* start MATERIAL SHOWN *

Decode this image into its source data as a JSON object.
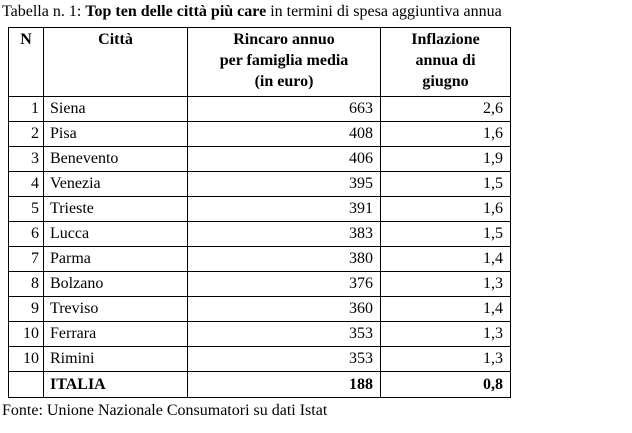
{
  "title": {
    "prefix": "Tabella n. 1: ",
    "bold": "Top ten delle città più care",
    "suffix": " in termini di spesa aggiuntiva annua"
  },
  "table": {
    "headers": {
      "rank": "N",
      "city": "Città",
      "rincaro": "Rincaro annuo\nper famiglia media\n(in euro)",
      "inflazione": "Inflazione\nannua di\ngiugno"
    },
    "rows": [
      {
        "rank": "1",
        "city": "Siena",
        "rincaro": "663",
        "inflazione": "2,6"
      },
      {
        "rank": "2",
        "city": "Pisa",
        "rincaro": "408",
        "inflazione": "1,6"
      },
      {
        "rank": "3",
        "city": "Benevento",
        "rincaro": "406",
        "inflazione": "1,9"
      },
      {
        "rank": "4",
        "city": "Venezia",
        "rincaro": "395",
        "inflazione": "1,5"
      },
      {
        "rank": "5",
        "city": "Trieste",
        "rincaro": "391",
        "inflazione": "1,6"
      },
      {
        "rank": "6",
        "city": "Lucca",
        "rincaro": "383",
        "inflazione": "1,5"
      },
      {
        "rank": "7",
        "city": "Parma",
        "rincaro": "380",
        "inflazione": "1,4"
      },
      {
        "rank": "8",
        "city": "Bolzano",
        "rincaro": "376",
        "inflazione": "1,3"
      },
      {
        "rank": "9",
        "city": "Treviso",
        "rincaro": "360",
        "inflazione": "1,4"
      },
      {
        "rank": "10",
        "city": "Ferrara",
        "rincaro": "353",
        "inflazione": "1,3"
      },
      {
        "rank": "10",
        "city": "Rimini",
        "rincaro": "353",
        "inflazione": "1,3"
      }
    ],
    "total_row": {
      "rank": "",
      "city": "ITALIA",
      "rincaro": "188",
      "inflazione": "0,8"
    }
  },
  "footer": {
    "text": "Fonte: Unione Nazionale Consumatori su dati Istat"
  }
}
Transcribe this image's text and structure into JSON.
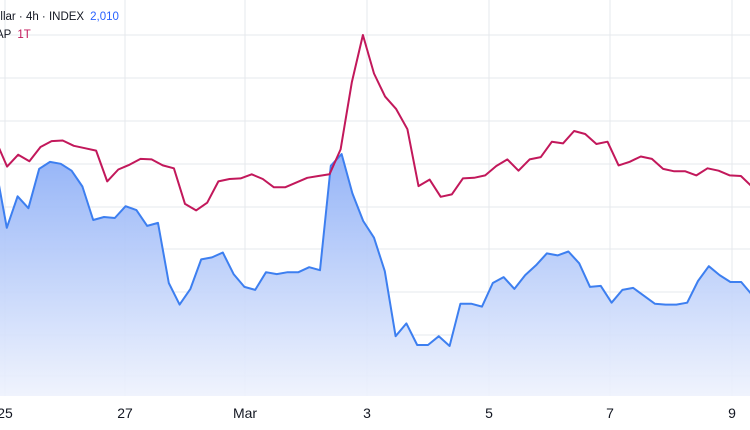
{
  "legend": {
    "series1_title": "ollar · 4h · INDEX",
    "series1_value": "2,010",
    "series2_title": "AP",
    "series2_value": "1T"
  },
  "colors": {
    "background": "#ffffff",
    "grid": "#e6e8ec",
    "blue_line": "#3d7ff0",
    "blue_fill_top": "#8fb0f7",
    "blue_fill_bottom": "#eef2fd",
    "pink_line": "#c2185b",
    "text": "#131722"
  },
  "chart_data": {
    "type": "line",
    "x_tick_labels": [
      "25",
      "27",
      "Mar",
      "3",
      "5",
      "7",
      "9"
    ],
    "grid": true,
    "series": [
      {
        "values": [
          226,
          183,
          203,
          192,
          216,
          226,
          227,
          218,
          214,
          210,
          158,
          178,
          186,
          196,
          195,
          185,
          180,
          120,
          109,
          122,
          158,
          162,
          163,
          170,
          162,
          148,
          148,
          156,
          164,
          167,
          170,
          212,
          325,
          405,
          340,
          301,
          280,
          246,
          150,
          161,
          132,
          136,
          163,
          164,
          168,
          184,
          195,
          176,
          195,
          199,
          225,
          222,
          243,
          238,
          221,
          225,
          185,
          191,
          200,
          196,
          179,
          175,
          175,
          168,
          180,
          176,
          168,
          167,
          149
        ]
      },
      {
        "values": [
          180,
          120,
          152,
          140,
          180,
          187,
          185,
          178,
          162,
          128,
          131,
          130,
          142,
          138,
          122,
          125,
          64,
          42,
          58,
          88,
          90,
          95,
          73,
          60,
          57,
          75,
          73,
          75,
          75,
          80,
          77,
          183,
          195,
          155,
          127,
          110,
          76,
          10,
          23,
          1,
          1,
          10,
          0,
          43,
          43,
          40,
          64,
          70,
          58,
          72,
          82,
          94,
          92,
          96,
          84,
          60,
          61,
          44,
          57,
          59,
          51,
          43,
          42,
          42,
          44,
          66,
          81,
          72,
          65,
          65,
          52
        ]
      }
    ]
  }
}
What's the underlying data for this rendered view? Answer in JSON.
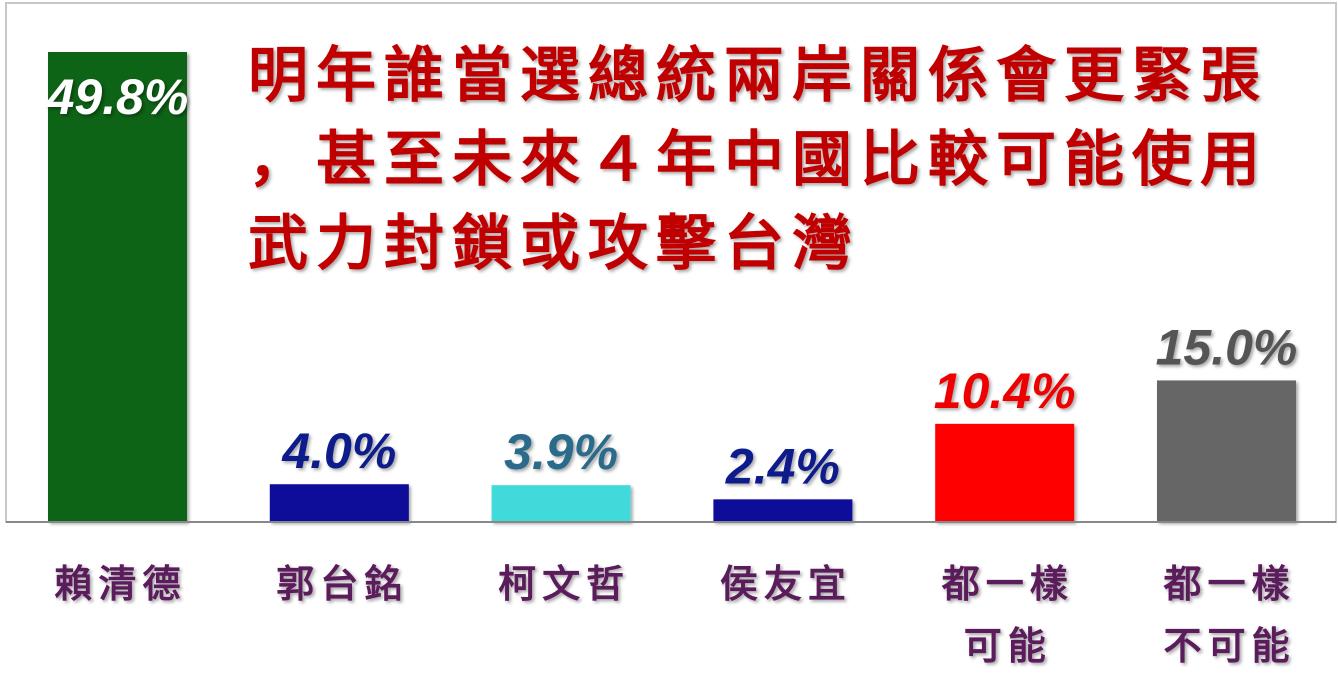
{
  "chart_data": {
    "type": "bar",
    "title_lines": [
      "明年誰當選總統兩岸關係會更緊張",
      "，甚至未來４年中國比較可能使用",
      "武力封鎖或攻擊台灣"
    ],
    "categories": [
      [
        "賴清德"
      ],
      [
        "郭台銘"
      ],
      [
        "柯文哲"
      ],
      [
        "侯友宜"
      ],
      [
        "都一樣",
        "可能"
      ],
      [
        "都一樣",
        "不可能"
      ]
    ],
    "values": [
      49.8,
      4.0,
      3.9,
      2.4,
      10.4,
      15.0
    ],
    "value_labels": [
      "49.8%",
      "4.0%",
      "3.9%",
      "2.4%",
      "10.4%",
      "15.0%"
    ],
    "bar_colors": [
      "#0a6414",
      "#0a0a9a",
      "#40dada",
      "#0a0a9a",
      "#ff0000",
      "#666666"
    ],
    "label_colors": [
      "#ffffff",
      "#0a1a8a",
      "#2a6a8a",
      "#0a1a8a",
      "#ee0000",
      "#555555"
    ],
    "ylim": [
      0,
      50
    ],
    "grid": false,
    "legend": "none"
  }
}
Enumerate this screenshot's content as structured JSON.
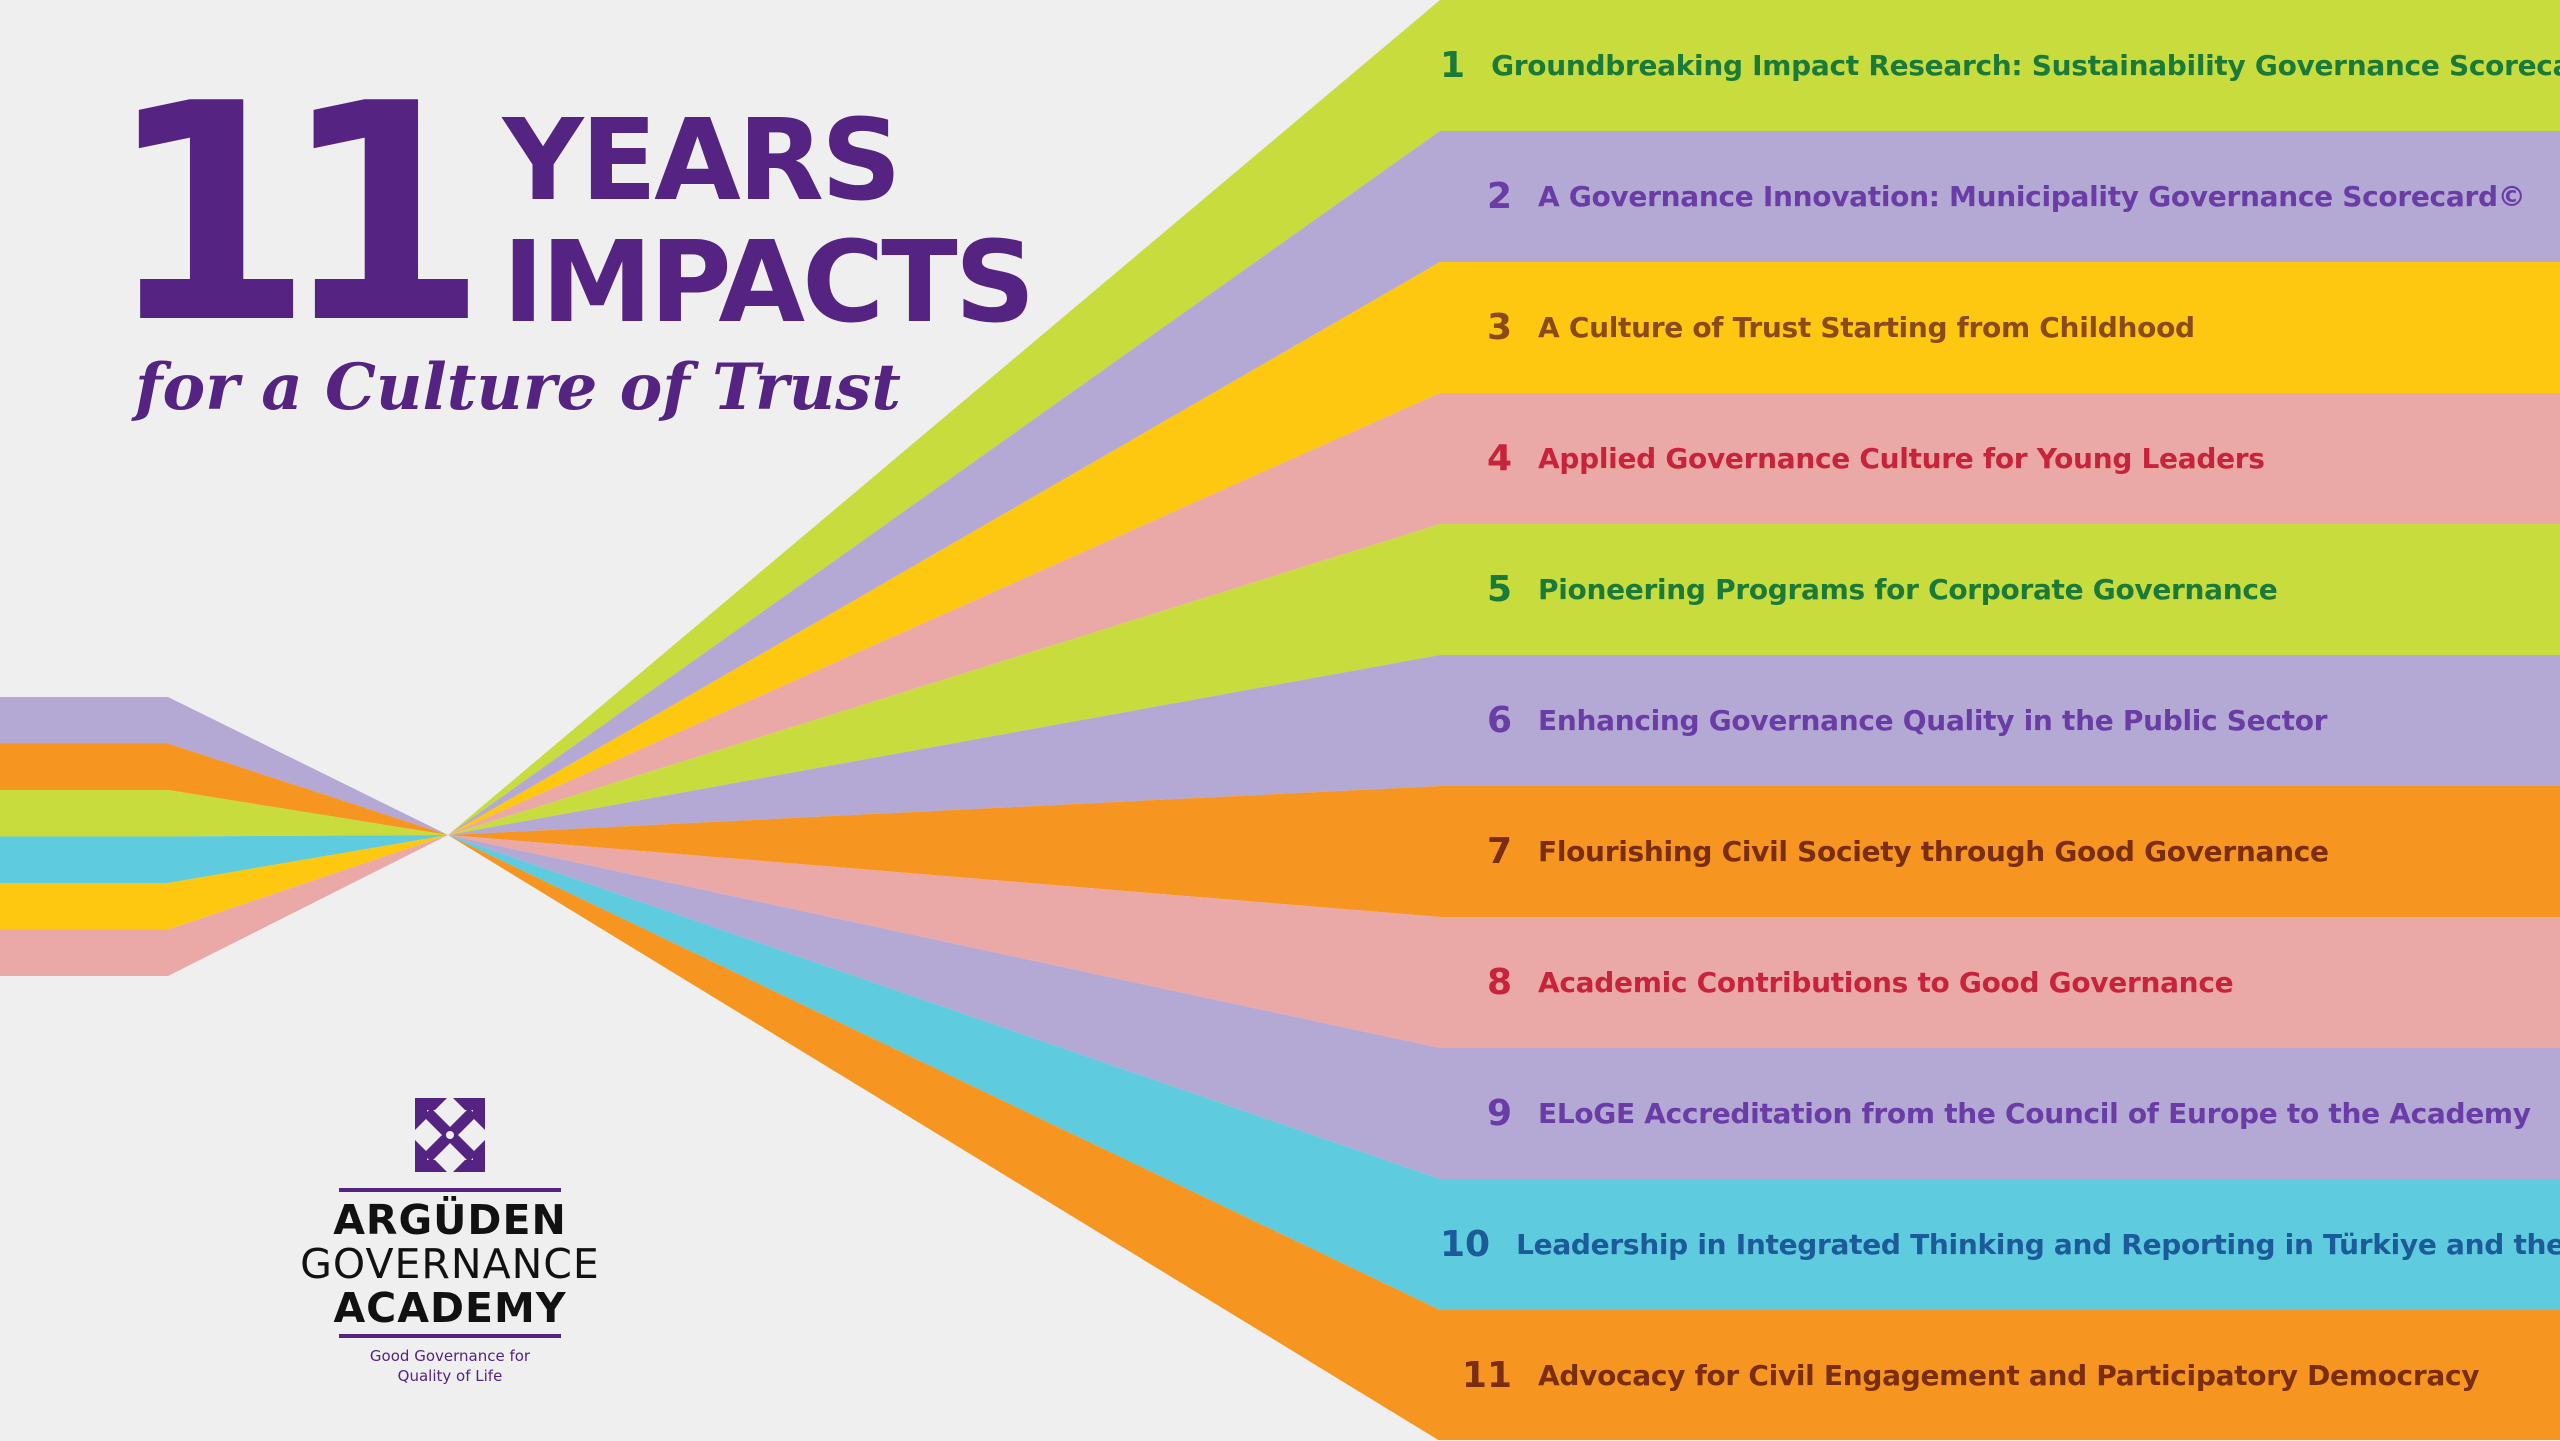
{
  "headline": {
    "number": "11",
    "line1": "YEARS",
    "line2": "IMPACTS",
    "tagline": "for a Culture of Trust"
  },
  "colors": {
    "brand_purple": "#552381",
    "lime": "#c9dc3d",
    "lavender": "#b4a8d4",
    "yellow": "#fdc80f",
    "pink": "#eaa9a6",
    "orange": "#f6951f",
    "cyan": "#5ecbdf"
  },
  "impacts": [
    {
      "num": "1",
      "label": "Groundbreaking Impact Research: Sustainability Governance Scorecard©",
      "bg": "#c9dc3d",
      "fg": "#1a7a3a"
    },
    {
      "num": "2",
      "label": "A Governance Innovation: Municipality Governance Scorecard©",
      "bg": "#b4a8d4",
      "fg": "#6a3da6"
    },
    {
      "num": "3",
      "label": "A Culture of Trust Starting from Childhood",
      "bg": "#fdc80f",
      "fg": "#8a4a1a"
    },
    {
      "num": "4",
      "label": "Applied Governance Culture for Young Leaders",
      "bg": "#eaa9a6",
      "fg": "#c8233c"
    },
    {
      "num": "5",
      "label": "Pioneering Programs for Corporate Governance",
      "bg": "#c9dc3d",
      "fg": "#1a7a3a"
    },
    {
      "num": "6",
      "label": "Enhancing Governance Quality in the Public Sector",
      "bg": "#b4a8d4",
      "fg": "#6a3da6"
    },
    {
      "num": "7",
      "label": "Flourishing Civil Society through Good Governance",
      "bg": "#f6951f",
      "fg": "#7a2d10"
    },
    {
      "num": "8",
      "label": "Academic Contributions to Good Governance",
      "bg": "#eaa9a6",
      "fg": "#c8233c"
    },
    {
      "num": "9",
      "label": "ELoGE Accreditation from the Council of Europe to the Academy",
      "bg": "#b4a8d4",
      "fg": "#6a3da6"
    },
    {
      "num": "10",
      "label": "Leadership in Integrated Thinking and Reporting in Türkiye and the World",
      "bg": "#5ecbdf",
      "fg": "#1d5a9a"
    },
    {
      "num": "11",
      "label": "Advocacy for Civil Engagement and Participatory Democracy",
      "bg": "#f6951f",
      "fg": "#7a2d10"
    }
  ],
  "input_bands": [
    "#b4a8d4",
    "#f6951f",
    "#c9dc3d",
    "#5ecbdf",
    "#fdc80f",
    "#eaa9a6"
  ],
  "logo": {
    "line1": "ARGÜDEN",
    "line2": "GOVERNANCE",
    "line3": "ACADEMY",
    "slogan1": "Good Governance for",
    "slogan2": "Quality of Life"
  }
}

* end MATERIAL SHOWN *

■ **GIVEN PROBLEM**: Reproduce the records, all of them, word for word; omit the pictures.

■ **REPLY TO THE TASK**:
Decode this image into its source data as a JSON object.
{
  "title": {
    "prefix": "Tabella n. 1: ",
    "bold": "Top ten delle città più care",
    "suffix": " in termini di spesa aggiuntiva annua"
  },
  "table": {
    "headers": {
      "rank": "N",
      "city": "Città",
      "rincaro": "Rincaro annuo\nper famiglia media\n(in euro)",
      "inflazione": "Inflazione\nannua di\ngiugno"
    },
    "rows": [
      {
        "rank": "1",
        "city": "Siena",
        "rincaro": "663",
        "inflazione": "2,6"
      },
      {
        "rank": "2",
        "city": "Pisa",
        "rincaro": "408",
        "inflazione": "1,6"
      },
      {
        "rank": "3",
        "city": "Benevento",
        "rincaro": "406",
        "inflazione": "1,9"
      },
      {
        "rank": "4",
        "city": "Venezia",
        "rincaro": "395",
        "inflazione": "1,5"
      },
      {
        "rank": "5",
        "city": "Trieste",
        "rincaro": "391",
        "inflazione": "1,6"
      },
      {
        "rank": "6",
        "city": "Lucca",
        "rincaro": "383",
        "inflazione": "1,5"
      },
      {
        "rank": "7",
        "city": "Parma",
        "rincaro": "380",
        "inflazione": "1,4"
      },
      {
        "rank": "8",
        "city": "Bolzano",
        "rincaro": "376",
        "inflazione": "1,3"
      },
      {
        "rank": "9",
        "city": "Treviso",
        "rincaro": "360",
        "inflazione": "1,4"
      },
      {
        "rank": "10",
        "city": "Ferrara",
        "rincaro": "353",
        "inflazione": "1,3"
      },
      {
        "rank": "10",
        "city": "Rimini",
        "rincaro": "353",
        "inflazione": "1,3"
      }
    ],
    "total_row": {
      "rank": "",
      "city": "ITALIA",
      "rincaro": "188",
      "inflazione": "0,8"
    }
  },
  "footer": {
    "text": "Fonte: Unione Nazionale Consumatori su dati Istat"
  }
}
Transcribe this image's text and structure into JSON.
{
  "legend": {
    "series1_title": "ollar · 4h · INDEX",
    "series1_value": "2,010",
    "series2_title": "AP",
    "series2_value": "1T"
  },
  "colors": {
    "background": "#ffffff",
    "grid": "#e6e8ec",
    "blue_line": "#3d7ff0",
    "blue_fill_top": "#8fb0f7",
    "blue_fill_bottom": "#eef2fd",
    "pink_line": "#c2185b",
    "text": "#131722"
  },
  "chart_data": {
    "type": "line",
    "x_tick_labels": [
      "25",
      "27",
      "Mar",
      "3",
      "5",
      "7",
      "9"
    ],
    "grid": true,
    "series": [
      {
        "values": [
          226,
          183,
          203,
          192,
          216,
          226,
          227,
          218,
          214,
          210,
          158,
          178,
          186,
          196,
          195,
          185,
          180,
          120,
          109,
          122,
          158,
          162,
          163,
          170,
          162,
          148,
          148,
          156,
          164,
          167,
          170,
          212,
          325,
          405,
          340,
          301,
          280,
          246,
          150,
          161,
          132,
          136,
          163,
          164,
          168,
          184,
          195,
          176,
          195,
          199,
          225,
          222,
          243,
          238,
          221,
          225,
          185,
          191,
          200,
          196,
          179,
          175,
          175,
          168,
          180,
          176,
          168,
          167,
          149
        ]
      },
      {
        "values": [
          180,
          120,
          152,
          140,
          180,
          187,
          185,
          178,
          162,
          128,
          131,
          130,
          142,
          138,
          122,
          125,
          64,
          42,
          58,
          88,
          90,
          95,
          73,
          60,
          57,
          75,
          73,
          75,
          75,
          80,
          77,
          183,
          195,
          155,
          127,
          110,
          76,
          10,
          23,
          1,
          1,
          10,
          0,
          43,
          43,
          40,
          64,
          70,
          58,
          72,
          82,
          94,
          92,
          96,
          84,
          60,
          61,
          44,
          57,
          59,
          51,
          43,
          42,
          42,
          44,
          66,
          81,
          72,
          65,
          65,
          52
        ]
      }
    ]
  }
}
What's the underlying data for this rendered view? Answer in JSON.
{
  "chart_data": {
    "type": "bar",
    "title_lines": [
      "明年誰當選總統兩岸關係會更緊張",
      "，甚至未來４年中國比較可能使用",
      "武力封鎖或攻擊台灣"
    ],
    "categories": [
      [
        "賴清德"
      ],
      [
        "郭台銘"
      ],
      [
        "柯文哲"
      ],
      [
        "侯友宜"
      ],
      [
        "都一樣",
        "可能"
      ],
      [
        "都一樣",
        "不可能"
      ]
    ],
    "values": [
      49.8,
      4.0,
      3.9,
      2.4,
      10.4,
      15.0
    ],
    "value_labels": [
      "49.8%",
      "4.0%",
      "3.9%",
      "2.4%",
      "10.4%",
      "15.0%"
    ],
    "bar_colors": [
      "#0a6414",
      "#0a0a9a",
      "#40dada",
      "#0a0a9a",
      "#ff0000",
      "#666666"
    ],
    "label_colors": [
      "#ffffff",
      "#0a1a8a",
      "#2a6a8a",
      "#0a1a8a",
      "#ee0000",
      "#555555"
    ],
    "ylim": [
      0,
      50
    ],
    "grid": false,
    "legend": "none"
  }
}
Enumerate this screenshot's content as structured JSON.
{
  "headline": {
    "number": "11",
    "line1": "YEARS",
    "line2": "IMPACTS",
    "tagline": "for a Culture of Trust"
  },
  "colors": {
    "brand_purple": "#552381",
    "lime": "#c9dc3d",
    "lavender": "#b4a8d4",
    "yellow": "#fdc80f",
    "pink": "#eaa9a6",
    "orange": "#f6951f",
    "cyan": "#5ecbdf"
  },
  "impacts": [
    {
      "num": "1",
      "label": "Groundbreaking Impact Research: Sustainability Governance Scorecard©",
      "bg": "#c9dc3d",
      "fg": "#1a7a3a"
    },
    {
      "num": "2",
      "label": "A Governance Innovation: Municipality Governance Scorecard©",
      "bg": "#b4a8d4",
      "fg": "#6a3da6"
    },
    {
      "num": "3",
      "label": "A Culture of Trust Starting from Childhood",
      "bg": "#fdc80f",
      "fg": "#8a4a1a"
    },
    {
      "num": "4",
      "label": "Applied Governance Culture for Young Leaders",
      "bg": "#eaa9a6",
      "fg": "#c8233c"
    },
    {
      "num": "5",
      "label": "Pioneering Programs for Corporate Governance",
      "bg": "#c9dc3d",
      "fg": "#1a7a3a"
    },
    {
      "num": "6",
      "label": "Enhancing Governance Quality in the Public Sector",
      "bg": "#b4a8d4",
      "fg": "#6a3da6"
    },
    {
      "num": "7",
      "label": "Flourishing Civil Society through Good Governance",
      "bg": "#f6951f",
      "fg": "#7a2d10"
    },
    {
      "num": "8",
      "label": "Academic Contributions to Good Governance",
      "bg": "#eaa9a6",
      "fg": "#c8233c"
    },
    {
      "num": "9",
      "label": "ELoGE Accreditation from the Council of Europe to the Academy",
      "bg": "#b4a8d4",
      "fg": "#6a3da6"
    },
    {
      "num": "10",
      "label": "Leadership in Integrated Thinking and Reporting in Türkiye and the World",
      "bg": "#5ecbdf",
      "fg": "#1d5a9a"
    },
    {
      "num": "11",
      "label": "Advocacy for Civil Engagement and Participatory Democracy",
      "bg": "#f6951f",
      "fg": "#7a2d10"
    }
  ],
  "input_bands": [
    "#b4a8d4",
    "#f6951f",
    "#c9dc3d",
    "#5ecbdf",
    "#fdc80f",
    "#eaa9a6"
  ],
  "logo": {
    "line1": "ARGÜDEN",
    "line2": "GOVERNANCE",
    "line3": "ACADEMY",
    "slogan1": "Good Governance for",
    "slogan2": "Quality of Life"
  }
}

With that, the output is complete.